*Exercise requirements*:
Copy every line of the entries that includes the word "University".

[Items from a dataset]
(begin)

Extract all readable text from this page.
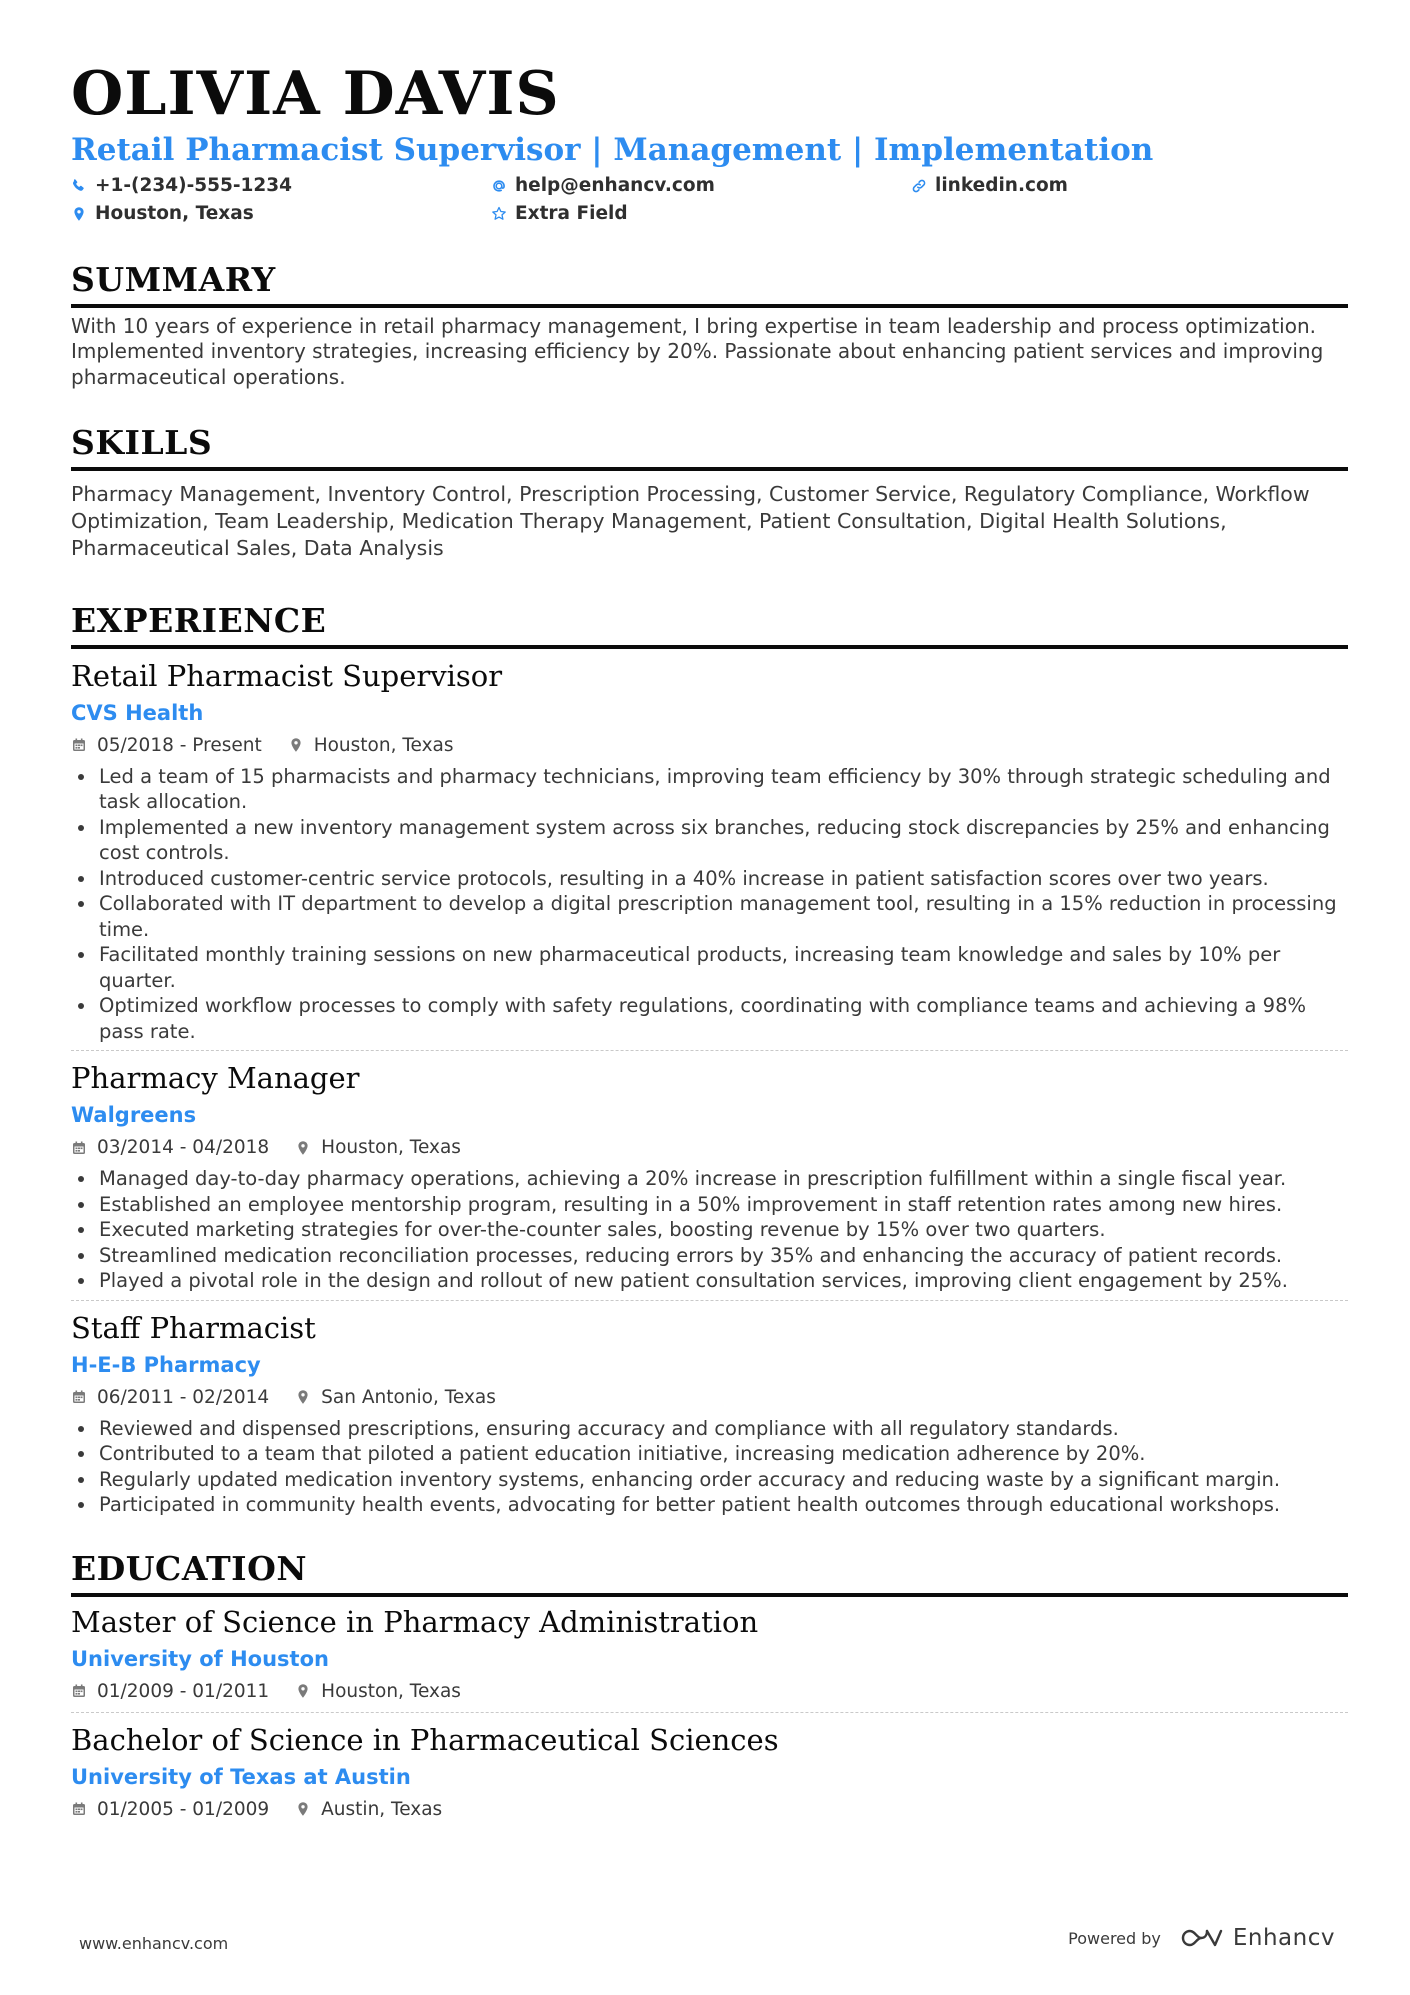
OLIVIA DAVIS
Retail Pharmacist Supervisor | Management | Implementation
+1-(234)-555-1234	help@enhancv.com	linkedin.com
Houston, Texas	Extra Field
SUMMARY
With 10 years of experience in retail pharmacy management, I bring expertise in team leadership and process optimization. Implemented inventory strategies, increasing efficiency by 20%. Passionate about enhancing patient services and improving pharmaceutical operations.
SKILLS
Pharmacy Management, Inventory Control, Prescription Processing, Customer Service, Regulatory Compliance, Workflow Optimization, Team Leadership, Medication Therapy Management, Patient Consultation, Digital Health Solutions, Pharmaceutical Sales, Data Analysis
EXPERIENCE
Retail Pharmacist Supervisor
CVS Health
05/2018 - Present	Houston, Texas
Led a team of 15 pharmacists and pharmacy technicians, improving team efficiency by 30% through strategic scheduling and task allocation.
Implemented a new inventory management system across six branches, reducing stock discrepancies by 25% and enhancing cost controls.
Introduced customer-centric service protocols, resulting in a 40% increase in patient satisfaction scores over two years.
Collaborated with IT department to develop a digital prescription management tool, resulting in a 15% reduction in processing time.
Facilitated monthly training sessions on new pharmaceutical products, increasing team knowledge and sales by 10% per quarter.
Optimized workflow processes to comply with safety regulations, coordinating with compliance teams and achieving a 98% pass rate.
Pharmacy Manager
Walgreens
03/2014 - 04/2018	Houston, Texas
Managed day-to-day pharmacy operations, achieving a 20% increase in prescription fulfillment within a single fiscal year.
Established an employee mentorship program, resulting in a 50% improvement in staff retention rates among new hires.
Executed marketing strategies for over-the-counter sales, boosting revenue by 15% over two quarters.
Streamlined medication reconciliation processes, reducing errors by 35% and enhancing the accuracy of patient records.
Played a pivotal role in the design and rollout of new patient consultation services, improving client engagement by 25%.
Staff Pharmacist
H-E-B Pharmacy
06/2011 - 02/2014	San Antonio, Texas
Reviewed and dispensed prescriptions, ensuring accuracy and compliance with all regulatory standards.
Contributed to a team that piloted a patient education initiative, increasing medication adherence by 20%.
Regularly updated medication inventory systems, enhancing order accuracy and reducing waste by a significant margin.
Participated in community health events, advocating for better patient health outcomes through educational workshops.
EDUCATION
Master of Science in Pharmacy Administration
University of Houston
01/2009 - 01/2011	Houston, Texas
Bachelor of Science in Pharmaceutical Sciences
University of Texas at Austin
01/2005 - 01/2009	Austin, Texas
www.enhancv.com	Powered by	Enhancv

(end)

*Exercise solution*:
University of Houston
University of Texas at Austin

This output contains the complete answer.